Reproduce word for word the lines in the entries below, from the line containing "pie-slice-motor-gasoline [181, 85, 901, 731]" through the final line of the entries.

*Records shown*

** START **

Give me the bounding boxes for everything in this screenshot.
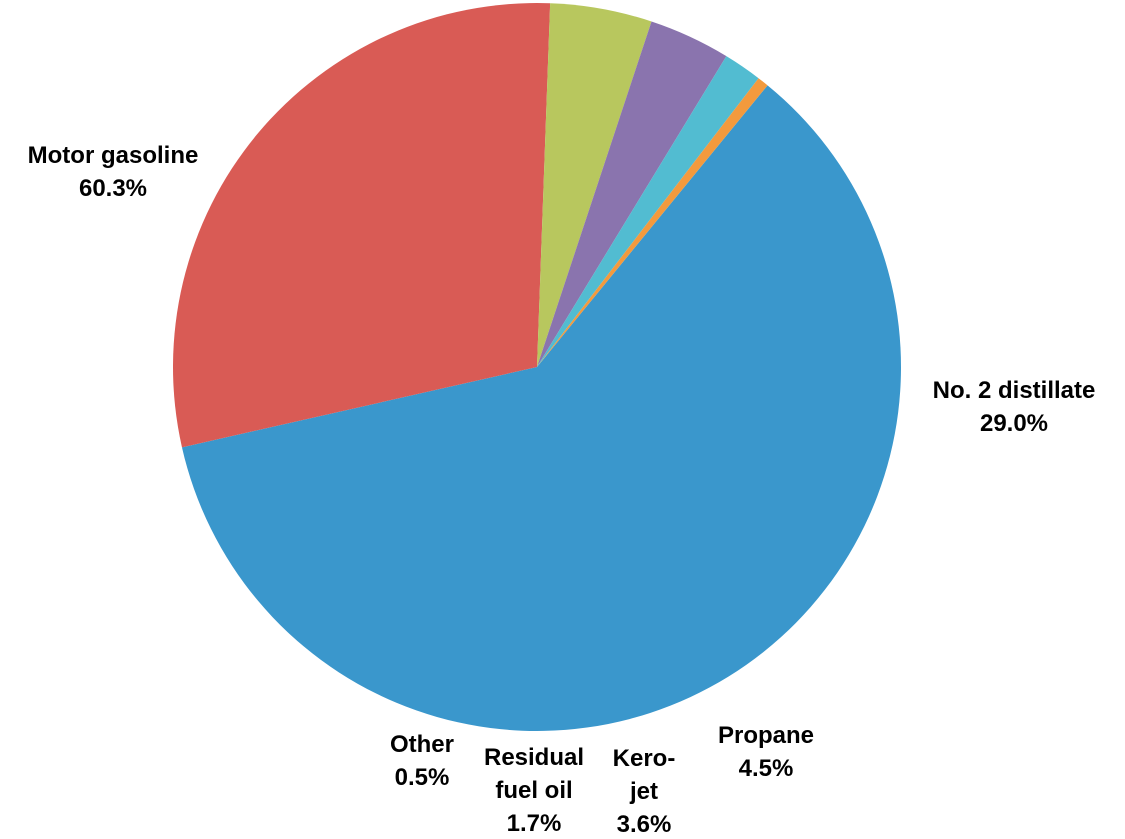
pie-slice-motor-gasoline [181, 85, 901, 731]
pie-slice-propane [537, 3, 652, 368]
slice-name-label: No. 2 distillate [933, 377, 1096, 404]
data-label-no-2-distillate: No. 2 distillate 29.0% [933, 377, 1096, 437]
pie-slice-no-2-distillate [172, 3, 551, 448]
slice-value-label: 60.3% [79, 175, 147, 202]
slice-value-label: 1.7% [507, 810, 562, 837]
slice-name-label: Propane [718, 722, 814, 749]
slice-value-label: 3.6% [617, 811, 672, 838]
data-label-kero-jet: Kero-jet 3.6% [613, 745, 676, 838]
slice-name-label: jet [629, 778, 658, 805]
slice-name-label: Other [390, 731, 454, 758]
slice-name-label: Motor gasoline [28, 142, 199, 169]
slice-value-label: 0.5% [395, 764, 450, 791]
pie-slices [172, 3, 901, 731]
data-label-motor-gasoline: Motor gasoline 60.3% [28, 142, 199, 202]
pie-labels: Motor gasoline 60.3% No. 2 distillate 29.0%… [28, 142, 1096, 838]
slice-name-label: fuel oil [495, 777, 572, 804]
pie-slice-residual-fuel-oil [537, 56, 759, 367]
slice-value-label: 4.5% [739, 755, 794, 782]
slice-value-label: 29.0% [980, 410, 1048, 437]
data-label-residual-fuel-oil: Residual fuel oil 1.7% [484, 744, 584, 837]
slice-name-label: Residual [484, 744, 584, 771]
pie-slice-kero-jet [537, 21, 727, 367]
slice-name-label: Kero- [613, 745, 676, 772]
pie-slice-other [537, 78, 768, 367]
data-label-propane: Propane 4.5% [718, 722, 814, 782]
data-label-other: Other 0.5% [390, 731, 454, 791]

** END **

*Task answer*
pie-slice-motor-gasoline [181, 85, 901, 731]
pie-slice-propane [537, 3, 652, 368]
slice-name-label: No. 2 distillate [933, 377, 1096, 404]
data-label-no-2-distillate: No. 2 distillate 29.0% [933, 377, 1096, 437]
pie-slice-no-2-distillate [172, 3, 551, 448]
slice-value-label: 60.3% [79, 175, 147, 202]
slice-value-label: 1.7% [507, 810, 562, 837]
slice-name-label: Propane [718, 722, 814, 749]
slice-value-label: 3.6% [617, 811, 672, 838]
data-label-kero-jet: Kero-jet 3.6% [613, 745, 676, 838]
slice-name-label: jet [629, 778, 658, 805]
slice-name-label: Other [390, 731, 454, 758]
slice-name-label: Motor gasoline [28, 142, 199, 169]
slice-value-label: 0.5% [395, 764, 450, 791]
pie-slices [172, 3, 901, 731]
data-label-motor-gasoline: Motor gasoline 60.3% [28, 142, 199, 202]
pie-labels: Motor gasoline 60.3% No. 2 distillate 29.0%… [28, 142, 1096, 838]
slice-name-label: fuel oil [495, 777, 572, 804]
pie-slice-residual-fuel-oil [537, 56, 759, 367]
slice-value-label: 4.5% [739, 755, 794, 782]
slice-value-label: 29.0% [980, 410, 1048, 437]
data-label-residual-fuel-oil: Residual fuel oil 1.7% [484, 744, 584, 837]
slice-name-label: Residual [484, 744, 584, 771]
pie-slice-kero-jet [537, 21, 727, 367]
slice-name-label: Kero- [613, 745, 676, 772]
pie-slice-other [537, 78, 768, 367]
data-label-propane: Propane 4.5% [718, 722, 814, 782]
data-label-other: Other 0.5% [390, 731, 454, 791]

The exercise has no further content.